Transcribe all of the material exactly. Any picture in it should be left out.

-- START --

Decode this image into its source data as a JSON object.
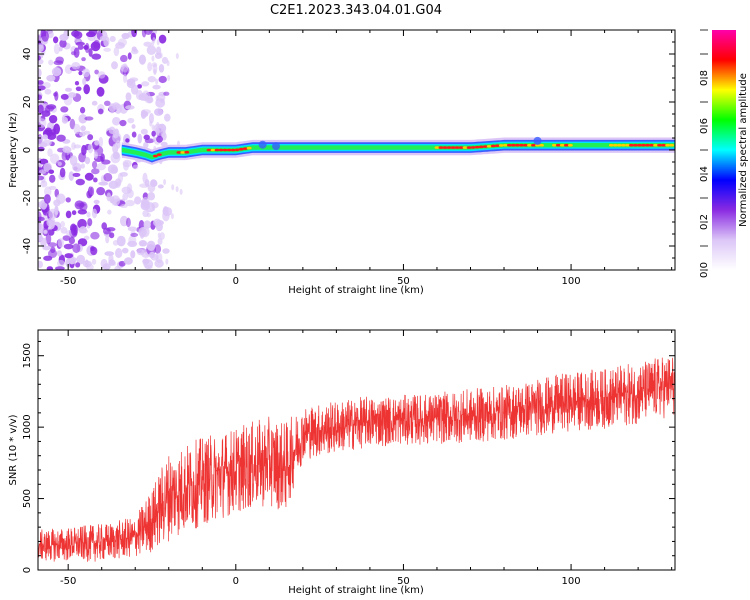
{
  "title": "C2E1.2023.343.04.01.G04",
  "chart_data": [
    {
      "type": "heatmap",
      "name": "spectrogram",
      "xlabel": "Height of straight line (km)",
      "ylabel": "Frequency (Hz)",
      "xlim": [
        -59,
        131
      ],
      "ylim": [
        -50,
        50
      ],
      "xticks": [
        -50,
        0,
        50,
        100
      ],
      "yticks": [
        -40,
        -20,
        0,
        20,
        40
      ],
      "colorbar": {
        "label": "Normalized spectral amplitude",
        "range": [
          0,
          1
        ],
        "ticks": [
          0.0,
          0.2,
          0.4,
          0.6,
          0.8
        ],
        "colormap": [
          "#ffffff",
          "#dcc6f7",
          "#8a2be2",
          "#0000ff",
          "#00ffff",
          "#00ff00",
          "#ffff00",
          "#ff0000",
          "#ff00aa"
        ]
      },
      "signal_trace": {
        "x": [
          -34,
          -30,
          -27,
          -25,
          -23,
          -20,
          -15,
          -10,
          -5,
          0,
          5,
          10,
          15,
          20,
          30,
          40,
          50,
          60,
          70,
          80,
          90,
          100,
          110,
          120,
          131
        ],
        "frequency": [
          0,
          -1,
          -2,
          -3,
          -2,
          -1,
          -1,
          0,
          0,
          0,
          1,
          1,
          1,
          1,
          1,
          1,
          1,
          1,
          1,
          2,
          2,
          2,
          2,
          2,
          2
        ]
      },
      "noise_region_x": [
        -59,
        -26
      ]
    },
    {
      "type": "line",
      "name": "snr",
      "xlabel": "Height of straight line (km)",
      "ylabel": "SNR (10 * v/v)",
      "xlim": [
        -59,
        131
      ],
      "ylim": [
        0,
        1680
      ],
      "xticks": [
        -50,
        0,
        50,
        100
      ],
      "yticks": [
        0,
        500,
        1000,
        1500
      ],
      "color": "#ee3333",
      "trend": {
        "x": [
          -59,
          -40,
          -30,
          -25,
          -20,
          -10,
          0,
          10,
          15,
          20,
          30,
          40,
          50,
          60,
          70,
          80,
          90,
          100,
          110,
          120,
          131
        ],
        "y": [
          170,
          190,
          230,
          350,
          520,
          620,
          700,
          760,
          720,
          960,
          1000,
          1040,
          1050,
          1060,
          1080,
          1100,
          1140,
          1180,
          1200,
          1240,
          1300
        ]
      },
      "spread": {
        "x": [
          -59,
          -30,
          -20,
          0,
          15,
          20,
          50,
          100,
          131
        ],
        "y": [
          70,
          90,
          200,
          190,
          200,
          120,
          110,
          130,
          140
        ]
      }
    }
  ]
}
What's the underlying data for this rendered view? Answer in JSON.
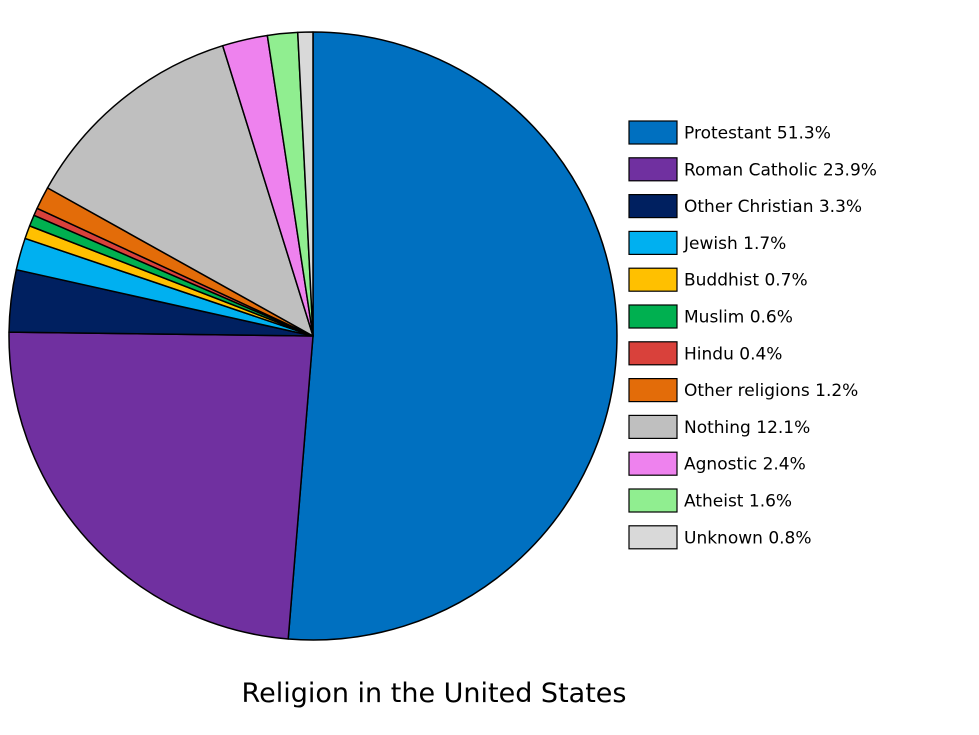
{
  "chart_data": {
    "type": "pie",
    "title": "Religion in the United States",
    "slices": [
      {
        "label": "Protestant",
        "value": 51.3,
        "legend": "Protestant 51.3%",
        "color": "#0070C0"
      },
      {
        "label": "Roman Catholic",
        "value": 23.9,
        "legend": "Roman Catholic 23.9%",
        "color": "#7030A0"
      },
      {
        "label": "Other Christian",
        "value": 3.3,
        "legend": "Other Christian 3.3%",
        "color": "#002060"
      },
      {
        "label": "Jewish",
        "value": 1.7,
        "legend": "Jewish 1.7%",
        "color": "#00B0F0"
      },
      {
        "label": "Buddhist",
        "value": 0.7,
        "legend": "Buddhist 0.7%",
        "color": "#FFC000"
      },
      {
        "label": "Muslim",
        "value": 0.6,
        "legend": "Muslim 0.6%",
        "color": "#00B050"
      },
      {
        "label": "Hindu",
        "value": 0.4,
        "legend": "Hindu 0.4%",
        "color": "#D9413B"
      },
      {
        "label": "Other religions",
        "value": 1.2,
        "legend": "Other religions 1.2%",
        "color": "#E36C09"
      },
      {
        "label": "Nothing",
        "value": 12.1,
        "legend": "Nothing 12.1%",
        "color": "#BFBFBF"
      },
      {
        "label": "Agnostic",
        "value": 2.4,
        "legend": "Agnostic 2.4%",
        "color": "#EE82EE"
      },
      {
        "label": "Atheist",
        "value": 1.6,
        "legend": "Atheist 1.6%",
        "color": "#90EE90"
      },
      {
        "label": "Unknown",
        "value": 0.8,
        "legend": "Unknown 0.8%",
        "color": "#D9D9D9"
      }
    ],
    "direction": "clockwise",
    "start": "top",
    "legend_position": "right",
    "slice_border_color": "#000000"
  }
}
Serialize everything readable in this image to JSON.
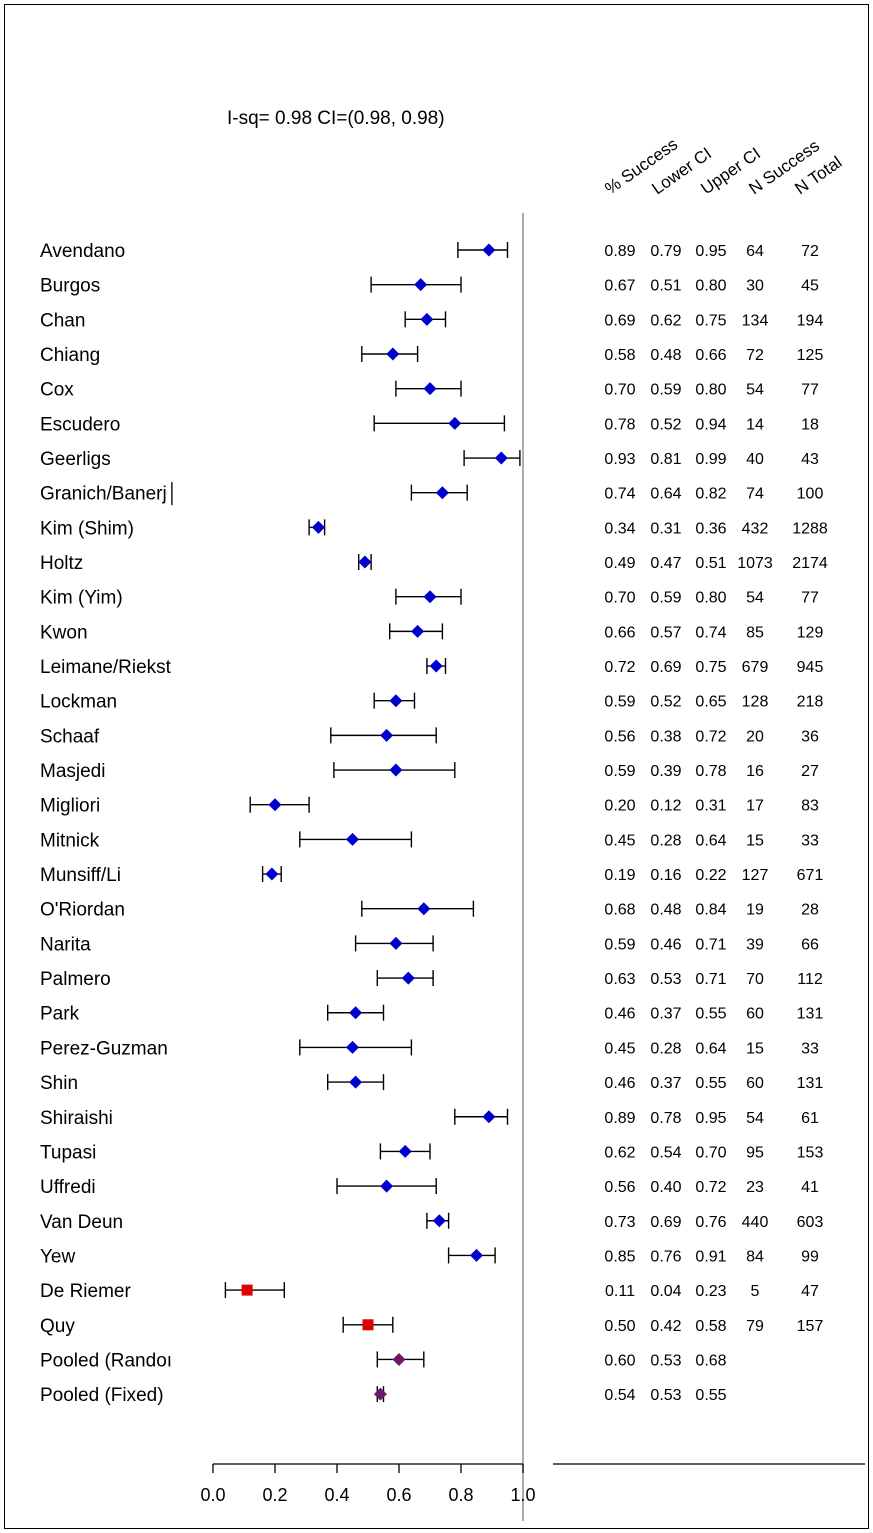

-- END --

# [REPLY TO THE TASK]
Decode this image into its source data as a JSON object.
{
  "title": "C2E1.2023.343.04.01.G04",
  "chart_data": [
    {
      "type": "heatmap",
      "name": "spectrogram",
      "xlabel": "Height of straight line (km)",
      "ylabel": "Frequency (Hz)",
      "xlim": [
        -59,
        131
      ],
      "ylim": [
        -50,
        50
      ],
      "xticks": [
        -50,
        0,
        50,
        100
      ],
      "yticks": [
        -40,
        -20,
        0,
        20,
        40
      ],
      "colorbar": {
        "label": "Normalized spectral amplitude",
        "range": [
          0,
          1
        ],
        "ticks": [
          0.0,
          0.2,
          0.4,
          0.6,
          0.8
        ],
        "colormap": [
          "#ffffff",
          "#dcc6f7",
          "#8a2be2",
          "#0000ff",
          "#00ffff",
          "#00ff00",
          "#ffff00",
          "#ff0000",
          "#ff00aa"
        ]
      },
      "signal_trace": {
        "x": [
          -34,
          -30,
          -27,
          -25,
          -23,
          -20,
          -15,
          -10,
          -5,
          0,
          5,
          10,
          15,
          20,
          30,
          40,
          50,
          60,
          70,
          80,
          90,
          100,
          110,
          120,
          131
        ],
        "frequency": [
          0,
          -1,
          -2,
          -3,
          -2,
          -1,
          -1,
          0,
          0,
          0,
          1,
          1,
          1,
          1,
          1,
          1,
          1,
          1,
          1,
          2,
          2,
          2,
          2,
          2,
          2
        ]
      },
      "noise_region_x": [
        -59,
        -26
      ]
    },
    {
      "type": "line",
      "name": "snr",
      "xlabel": "Height of straight line (km)",
      "ylabel": "SNR (10 * v/v)",
      "xlim": [
        -59,
        131
      ],
      "ylim": [
        0,
        1680
      ],
      "xticks": [
        -50,
        0,
        50,
        100
      ],
      "yticks": [
        0,
        500,
        1000,
        1500
      ],
      "color": "#ee3333",
      "trend": {
        "x": [
          -59,
          -40,
          -30,
          -25,
          -20,
          -10,
          0,
          10,
          15,
          20,
          30,
          40,
          50,
          60,
          70,
          80,
          90,
          100,
          110,
          120,
          131
        ],
        "y": [
          170,
          190,
          230,
          350,
          520,
          620,
          700,
          760,
          720,
          960,
          1000,
          1040,
          1050,
          1060,
          1080,
          1100,
          1140,
          1180,
          1200,
          1240,
          1300
        ]
      },
      "spread": {
        "x": [
          -59,
          -30,
          -20,
          0,
          15,
          20,
          50,
          100,
          131
        ],
        "y": [
          70,
          90,
          200,
          190,
          200,
          120,
          110,
          130,
          140
        ]
      }
    }
  ]
}
What's the underlying data for this rendered view? Answer in JSON.
{
  "chart_data": {
    "type": "pie",
    "title": "Religion in the United States",
    "slices": [
      {
        "label": "Protestant",
        "value": 51.3,
        "legend": "Protestant 51.3%",
        "color": "#0070C0"
      },
      {
        "label": "Roman Catholic",
        "value": 23.9,
        "legend": "Roman Catholic 23.9%",
        "color": "#7030A0"
      },
      {
        "label": "Other Christian",
        "value": 3.3,
        "legend": "Other Christian 3.3%",
        "color": "#002060"
      },
      {
        "label": "Jewish",
        "value": 1.7,
        "legend": "Jewish 1.7%",
        "color": "#00B0F0"
      },
      {
        "label": "Buddhist",
        "value": 0.7,
        "legend": "Buddhist 0.7%",
        "color": "#FFC000"
      },
      {
        "label": "Muslim",
        "value": 0.6,
        "legend": "Muslim 0.6%",
        "color": "#00B050"
      },
      {
        "label": "Hindu",
        "value": 0.4,
        "legend": "Hindu 0.4%",
        "color": "#D9413B"
      },
      {
        "label": "Other religions",
        "value": 1.2,
        "legend": "Other religions 1.2%",
        "color": "#E36C09"
      },
      {
        "label": "Nothing",
        "value": 12.1,
        "legend": "Nothing 12.1%",
        "color": "#BFBFBF"
      },
      {
        "label": "Agnostic",
        "value": 2.4,
        "legend": "Agnostic 2.4%",
        "color": "#EE82EE"
      },
      {
        "label": "Atheist",
        "value": 1.6,
        "legend": "Atheist 1.6%",
        "color": "#90EE90"
      },
      {
        "label": "Unknown",
        "value": 0.8,
        "legend": "Unknown 0.8%",
        "color": "#D9D9D9"
      }
    ],
    "direction": "clockwise",
    "start": "top",
    "legend_position": "right",
    "slice_border_color": "#000000"
  }
}
Serialize everything readable in this image to JSON.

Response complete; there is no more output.